#### Brief 1:
Repeat a part of the comment exchange about Jakub Horčický word for word, beginning at the words that contain "The whole ‘Jesuits" and stopping after "Let it go, JK.".
#### Brief 2:
Pick up the comment exchange about Jakub Horčický after its last sentence and continue it.

#### Provided passage:
•••

    The whole ‘Jesuits probably stole it’ fantasy seems to have been one of those ‘blinding flashes’ that replace the tedious process of study. I don’t know whose fevered imagination hatched the idea first… I seem to recall encountering it in a television program, or on an old website – maybe JVL. It really should never have been given a second’s notice, let alone adopted and promoted. And now poor Jacub is being slandered as well. Let it go, JK.

    Reply
    1. J.K. Petersen Post author

      D. O’Donovan wrote: “To even *suggest* that Jacub stole it is about as reasonable as suggesting that a book inscribed ‘John Dee’ must have been stolen from the library of Queen Elizabeth I or, indeed, of Rudolf II.”

      Diane, I do not think it’s unreasonable at all. And I never said, “Jesuits probably stole it.” It’s unseemly of you to twist my words when I proposed several possibilities, one of which is that he was legally entitled to it.

      We do not know if Jakub’s name was written on the book before or after the emperor died and it’s not absolutely certain that it is his writing (it doesn’t match the one official signature that has been located so far). He was wealthy, so perhaps he had a clerk who added his name and cataloged his books for him.

      Matthias, the new emperor, was not kindly disposed to the alchemists of Rudolf’s court and ejected them, so there may have been a number of disgruntled scientists who kept items in their possession. There is historical evidence that belongings were taken and that some were charged.

      Even if Horčický was entitled to the book, we don’t have proof yet, so it’s important to keep the following in mind:

      • Jakub had the means (he was the emperor’s herbalist and physician, he was in the inner court with access to more items than most of Rudolf’s compatriots, and he was in charge of plants).
      • Jakub had the motive (he was interested in plants, distillation, and alchemy).
•••
#### Page layout parsing data:
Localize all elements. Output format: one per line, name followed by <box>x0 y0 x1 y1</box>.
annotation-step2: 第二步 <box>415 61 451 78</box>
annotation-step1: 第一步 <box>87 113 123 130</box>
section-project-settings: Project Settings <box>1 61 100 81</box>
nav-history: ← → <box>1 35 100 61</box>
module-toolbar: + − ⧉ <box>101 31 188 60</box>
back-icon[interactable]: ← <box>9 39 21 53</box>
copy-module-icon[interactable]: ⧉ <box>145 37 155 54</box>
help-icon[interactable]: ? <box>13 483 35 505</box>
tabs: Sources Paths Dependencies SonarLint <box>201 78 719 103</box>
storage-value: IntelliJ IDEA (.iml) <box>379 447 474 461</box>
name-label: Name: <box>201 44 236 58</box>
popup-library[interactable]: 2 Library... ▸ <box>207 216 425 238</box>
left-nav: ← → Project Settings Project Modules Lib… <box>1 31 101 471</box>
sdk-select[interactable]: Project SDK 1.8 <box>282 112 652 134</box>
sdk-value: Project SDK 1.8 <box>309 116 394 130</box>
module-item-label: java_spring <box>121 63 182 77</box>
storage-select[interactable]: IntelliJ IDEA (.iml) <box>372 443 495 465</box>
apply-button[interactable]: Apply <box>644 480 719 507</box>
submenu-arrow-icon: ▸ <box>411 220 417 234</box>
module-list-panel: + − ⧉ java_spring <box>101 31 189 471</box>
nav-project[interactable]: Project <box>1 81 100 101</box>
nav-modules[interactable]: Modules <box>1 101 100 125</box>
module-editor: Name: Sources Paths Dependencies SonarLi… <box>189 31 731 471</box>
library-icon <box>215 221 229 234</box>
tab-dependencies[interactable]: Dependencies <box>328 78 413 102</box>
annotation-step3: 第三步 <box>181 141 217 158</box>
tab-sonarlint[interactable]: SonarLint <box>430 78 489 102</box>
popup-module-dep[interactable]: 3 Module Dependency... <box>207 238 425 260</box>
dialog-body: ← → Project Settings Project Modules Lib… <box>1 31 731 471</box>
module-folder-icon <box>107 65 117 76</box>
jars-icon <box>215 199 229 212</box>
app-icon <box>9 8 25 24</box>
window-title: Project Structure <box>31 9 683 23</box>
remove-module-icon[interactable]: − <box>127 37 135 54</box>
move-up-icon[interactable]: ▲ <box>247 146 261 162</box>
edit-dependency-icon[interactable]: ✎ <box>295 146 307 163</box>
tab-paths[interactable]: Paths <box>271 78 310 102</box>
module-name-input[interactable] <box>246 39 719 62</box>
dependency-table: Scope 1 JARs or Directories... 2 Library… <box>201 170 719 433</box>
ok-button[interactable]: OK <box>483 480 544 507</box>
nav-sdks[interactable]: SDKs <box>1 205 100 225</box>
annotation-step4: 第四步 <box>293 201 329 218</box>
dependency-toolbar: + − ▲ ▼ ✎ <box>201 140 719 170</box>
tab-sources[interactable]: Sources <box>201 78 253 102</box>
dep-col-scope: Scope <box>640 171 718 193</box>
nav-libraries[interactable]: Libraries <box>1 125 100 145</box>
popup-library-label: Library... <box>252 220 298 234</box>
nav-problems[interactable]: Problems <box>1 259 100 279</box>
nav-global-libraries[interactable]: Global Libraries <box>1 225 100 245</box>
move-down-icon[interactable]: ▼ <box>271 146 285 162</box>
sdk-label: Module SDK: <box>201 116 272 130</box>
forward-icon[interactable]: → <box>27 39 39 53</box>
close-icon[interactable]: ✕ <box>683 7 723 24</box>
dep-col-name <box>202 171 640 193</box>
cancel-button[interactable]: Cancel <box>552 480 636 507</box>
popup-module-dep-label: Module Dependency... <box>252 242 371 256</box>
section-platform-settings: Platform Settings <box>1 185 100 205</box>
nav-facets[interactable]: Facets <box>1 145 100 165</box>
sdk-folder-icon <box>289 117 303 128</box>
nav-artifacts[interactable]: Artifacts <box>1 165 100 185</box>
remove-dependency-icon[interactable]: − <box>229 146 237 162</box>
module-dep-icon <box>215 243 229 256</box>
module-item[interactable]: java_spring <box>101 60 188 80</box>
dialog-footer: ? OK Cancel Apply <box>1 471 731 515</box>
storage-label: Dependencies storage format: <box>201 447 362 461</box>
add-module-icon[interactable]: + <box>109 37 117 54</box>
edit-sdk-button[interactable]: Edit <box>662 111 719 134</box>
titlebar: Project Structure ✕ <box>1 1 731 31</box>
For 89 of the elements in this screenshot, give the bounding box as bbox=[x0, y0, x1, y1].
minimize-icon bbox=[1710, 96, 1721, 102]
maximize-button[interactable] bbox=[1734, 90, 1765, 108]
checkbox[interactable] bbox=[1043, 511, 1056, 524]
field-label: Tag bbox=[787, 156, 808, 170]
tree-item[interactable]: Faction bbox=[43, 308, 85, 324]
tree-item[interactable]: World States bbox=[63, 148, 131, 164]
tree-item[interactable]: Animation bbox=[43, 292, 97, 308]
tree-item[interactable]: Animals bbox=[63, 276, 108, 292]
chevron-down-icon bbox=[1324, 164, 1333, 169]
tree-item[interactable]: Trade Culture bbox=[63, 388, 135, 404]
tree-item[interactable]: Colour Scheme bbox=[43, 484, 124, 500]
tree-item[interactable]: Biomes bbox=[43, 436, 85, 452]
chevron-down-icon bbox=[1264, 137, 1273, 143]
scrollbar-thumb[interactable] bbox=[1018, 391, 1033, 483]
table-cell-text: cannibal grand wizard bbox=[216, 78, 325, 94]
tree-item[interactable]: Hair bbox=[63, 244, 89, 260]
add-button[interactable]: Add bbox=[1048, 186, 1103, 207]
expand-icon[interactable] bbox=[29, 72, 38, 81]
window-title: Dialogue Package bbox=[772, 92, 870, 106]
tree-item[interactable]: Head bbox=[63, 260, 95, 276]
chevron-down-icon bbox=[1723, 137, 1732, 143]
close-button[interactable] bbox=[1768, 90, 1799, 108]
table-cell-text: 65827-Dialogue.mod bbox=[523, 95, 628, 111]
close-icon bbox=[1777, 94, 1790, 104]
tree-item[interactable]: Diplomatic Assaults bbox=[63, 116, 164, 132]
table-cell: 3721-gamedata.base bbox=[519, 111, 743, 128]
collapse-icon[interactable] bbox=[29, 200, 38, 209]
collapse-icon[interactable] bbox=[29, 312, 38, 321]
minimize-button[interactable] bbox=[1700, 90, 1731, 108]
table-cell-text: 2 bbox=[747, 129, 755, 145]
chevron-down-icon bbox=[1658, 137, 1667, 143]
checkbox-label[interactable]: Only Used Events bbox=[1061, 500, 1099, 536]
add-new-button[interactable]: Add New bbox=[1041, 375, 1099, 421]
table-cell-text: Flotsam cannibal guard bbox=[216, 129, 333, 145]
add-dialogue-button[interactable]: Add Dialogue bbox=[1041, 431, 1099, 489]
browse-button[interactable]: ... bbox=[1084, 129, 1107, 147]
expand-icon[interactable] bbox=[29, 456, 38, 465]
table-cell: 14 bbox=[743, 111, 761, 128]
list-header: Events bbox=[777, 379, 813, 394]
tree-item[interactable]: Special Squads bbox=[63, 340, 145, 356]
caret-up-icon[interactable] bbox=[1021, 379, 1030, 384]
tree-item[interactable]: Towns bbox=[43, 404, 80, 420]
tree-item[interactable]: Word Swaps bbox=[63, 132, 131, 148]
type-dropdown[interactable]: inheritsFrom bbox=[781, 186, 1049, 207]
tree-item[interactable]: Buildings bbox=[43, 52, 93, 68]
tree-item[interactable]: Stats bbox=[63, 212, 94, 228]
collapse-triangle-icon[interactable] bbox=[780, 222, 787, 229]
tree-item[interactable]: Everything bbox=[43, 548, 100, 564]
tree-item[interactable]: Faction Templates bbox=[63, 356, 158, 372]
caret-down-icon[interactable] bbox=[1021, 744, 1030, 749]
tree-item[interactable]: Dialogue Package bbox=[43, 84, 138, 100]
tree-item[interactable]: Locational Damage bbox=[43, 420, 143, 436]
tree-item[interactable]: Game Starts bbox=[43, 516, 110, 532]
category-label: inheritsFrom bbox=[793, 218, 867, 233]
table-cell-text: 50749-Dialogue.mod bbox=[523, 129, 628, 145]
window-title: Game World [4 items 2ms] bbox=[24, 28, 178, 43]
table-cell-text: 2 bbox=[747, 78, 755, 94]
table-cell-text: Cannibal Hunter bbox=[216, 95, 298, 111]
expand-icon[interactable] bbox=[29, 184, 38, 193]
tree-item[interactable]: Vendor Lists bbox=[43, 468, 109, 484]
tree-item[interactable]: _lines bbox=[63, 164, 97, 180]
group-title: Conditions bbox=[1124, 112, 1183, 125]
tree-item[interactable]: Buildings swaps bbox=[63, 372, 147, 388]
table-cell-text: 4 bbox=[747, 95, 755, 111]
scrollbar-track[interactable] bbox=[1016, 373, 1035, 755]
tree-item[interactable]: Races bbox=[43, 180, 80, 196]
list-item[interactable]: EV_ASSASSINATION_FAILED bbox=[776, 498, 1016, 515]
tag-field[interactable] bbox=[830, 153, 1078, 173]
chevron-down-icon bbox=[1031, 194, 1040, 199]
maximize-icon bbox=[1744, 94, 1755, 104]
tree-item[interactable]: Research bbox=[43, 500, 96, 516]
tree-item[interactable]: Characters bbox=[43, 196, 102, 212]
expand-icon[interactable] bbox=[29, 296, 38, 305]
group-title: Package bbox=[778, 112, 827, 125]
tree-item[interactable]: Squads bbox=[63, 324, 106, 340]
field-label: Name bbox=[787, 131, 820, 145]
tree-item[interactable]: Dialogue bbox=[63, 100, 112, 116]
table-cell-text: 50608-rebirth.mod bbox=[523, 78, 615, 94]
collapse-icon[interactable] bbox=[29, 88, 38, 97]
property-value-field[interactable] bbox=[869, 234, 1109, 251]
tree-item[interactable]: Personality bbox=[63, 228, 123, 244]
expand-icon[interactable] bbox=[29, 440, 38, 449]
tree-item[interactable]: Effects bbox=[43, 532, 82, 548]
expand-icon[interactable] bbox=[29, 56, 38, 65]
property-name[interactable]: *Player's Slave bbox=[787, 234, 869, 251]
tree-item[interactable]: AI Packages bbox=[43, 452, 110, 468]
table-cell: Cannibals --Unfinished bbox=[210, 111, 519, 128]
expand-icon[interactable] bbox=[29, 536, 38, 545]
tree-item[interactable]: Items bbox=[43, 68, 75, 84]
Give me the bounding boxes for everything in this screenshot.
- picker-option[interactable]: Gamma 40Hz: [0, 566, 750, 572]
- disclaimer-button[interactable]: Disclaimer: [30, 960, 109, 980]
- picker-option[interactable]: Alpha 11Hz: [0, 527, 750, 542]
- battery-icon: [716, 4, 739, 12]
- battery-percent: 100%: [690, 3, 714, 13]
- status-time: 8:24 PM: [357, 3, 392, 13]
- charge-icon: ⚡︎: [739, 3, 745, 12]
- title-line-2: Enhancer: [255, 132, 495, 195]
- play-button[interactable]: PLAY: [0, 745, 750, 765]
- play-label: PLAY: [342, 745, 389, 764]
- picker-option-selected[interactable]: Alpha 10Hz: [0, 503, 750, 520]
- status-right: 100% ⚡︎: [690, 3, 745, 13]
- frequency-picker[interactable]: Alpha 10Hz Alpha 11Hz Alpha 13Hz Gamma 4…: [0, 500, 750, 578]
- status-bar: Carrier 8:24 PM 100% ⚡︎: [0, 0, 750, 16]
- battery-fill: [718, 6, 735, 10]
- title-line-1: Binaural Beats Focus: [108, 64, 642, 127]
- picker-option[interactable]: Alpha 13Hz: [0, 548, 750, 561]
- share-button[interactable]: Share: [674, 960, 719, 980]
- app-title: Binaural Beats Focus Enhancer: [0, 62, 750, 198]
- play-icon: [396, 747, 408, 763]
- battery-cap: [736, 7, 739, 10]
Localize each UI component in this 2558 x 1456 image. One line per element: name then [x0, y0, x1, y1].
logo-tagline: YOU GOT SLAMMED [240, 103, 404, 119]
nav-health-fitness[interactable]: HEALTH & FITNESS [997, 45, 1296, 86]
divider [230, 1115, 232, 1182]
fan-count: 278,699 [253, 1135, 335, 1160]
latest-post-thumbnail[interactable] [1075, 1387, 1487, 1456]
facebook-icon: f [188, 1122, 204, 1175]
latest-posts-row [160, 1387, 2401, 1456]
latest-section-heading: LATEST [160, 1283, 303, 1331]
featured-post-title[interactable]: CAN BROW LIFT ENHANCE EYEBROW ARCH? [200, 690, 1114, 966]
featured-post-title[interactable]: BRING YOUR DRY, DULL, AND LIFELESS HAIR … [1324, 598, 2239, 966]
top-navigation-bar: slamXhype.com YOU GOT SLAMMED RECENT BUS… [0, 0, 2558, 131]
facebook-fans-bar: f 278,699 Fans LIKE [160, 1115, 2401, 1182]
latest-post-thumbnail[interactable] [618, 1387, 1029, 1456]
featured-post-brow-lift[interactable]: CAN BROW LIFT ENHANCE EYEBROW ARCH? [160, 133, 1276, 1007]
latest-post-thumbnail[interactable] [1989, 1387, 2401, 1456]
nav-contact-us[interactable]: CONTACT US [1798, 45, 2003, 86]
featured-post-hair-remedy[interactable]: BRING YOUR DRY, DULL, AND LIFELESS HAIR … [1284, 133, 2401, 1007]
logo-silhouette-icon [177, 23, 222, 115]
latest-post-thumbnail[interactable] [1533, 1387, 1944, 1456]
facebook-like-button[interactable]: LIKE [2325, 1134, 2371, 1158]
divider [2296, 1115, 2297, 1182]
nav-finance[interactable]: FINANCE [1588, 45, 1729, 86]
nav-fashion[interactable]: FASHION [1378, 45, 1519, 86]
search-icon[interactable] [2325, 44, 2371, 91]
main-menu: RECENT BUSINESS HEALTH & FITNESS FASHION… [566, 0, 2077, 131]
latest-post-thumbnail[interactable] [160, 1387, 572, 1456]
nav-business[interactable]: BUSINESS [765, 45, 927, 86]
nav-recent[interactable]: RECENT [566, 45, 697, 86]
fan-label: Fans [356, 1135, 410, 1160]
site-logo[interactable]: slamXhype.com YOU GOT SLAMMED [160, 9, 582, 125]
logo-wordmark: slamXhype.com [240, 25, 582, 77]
•••
#### Output 1:
The whole ‘Jesuits probably stole it’ fantasy seems to have been one of those ‘blinding flashes’ that replace the tedious process of study. I don’t know whose fevered imagination hatched the idea first… I seem to recall encountering it in a television program, or on an old website – maybe JVL. It really should never have been given a second’s notice, let alone adopted and promoted. And now poor Jacub is being slandered as well. Let it go, JK.

#### Output 2:
      • Jakub had the opportunity (the emperor died and it’s possible that the manuscript was in Jakub Horčický’s possession at the time that he died).

      For you to reject the possibility that Jakub might have taken a coveted book from a dead emperor (who possibly owed Horčický money) as a “fantasy” is quite bizarre. I devoted more space than many researchers to suggesting he might have been legally entitled to the book, so your criticisms are way out of proportion to what I wrote.

      ———————–
      D. O’Donovan wrote: “And now poor Jacub is being slandered as well.”

      I did not slander Jakub. The correct term is libel, not slander, and it is only libel if it is incorrect and/or the person is still alive (in most western countries).

      If we cannot *suggest* that historical figures may have committed unethical or illegal acts as one of a number of possibilities, we’ll have to give up doing historical research.

      Reply
  3. Rene Zandbergen

    JKP,

    of course you are essentially right. Just a few points:
    – there *are* other books that have similar entries on the first pages/folios bearing Jakobus’ ex libris. (I thought you knew). Regardless whether he wrote it, or a secretary (quite unusual), it means the book was his.
    – Jacobus wasn’t actually one of Rudolf’s private physicians (medical doctors)
    – there is a written record that Rudolf owed Jacobus money when he died

    The last two points just FWIW.

    Reply
    1. J.K. Petersen Post author

      Wouldn’t ownership of the manuscript depend upon whether the name was added before or after the emperor died?

      I know it’s a small point and not a question that’s easily answered, but if the VMS did, in fact, belong to the emperor and Jabobi’s name was added after he died, then the name doesn’t necessarily denote legal ownership (I’m not arguing the position one way or the other, just trying to look at it from all angles).

      Reply
  4. Rene Zandbergen

    I also would not dare to guess whether the book came to him fully legally, or less so. The notion also may not be so clear in those days.
    While I think it is less likely, it is even possible that Jacobus became the owner after Matthias died.
    Ferdinand II was much more favorably disposed to him, and confirmed his old possessions.
    I doubt we’ll ever really know.
    I do still have this vanishingly small hope that a list of his books surfaces some day.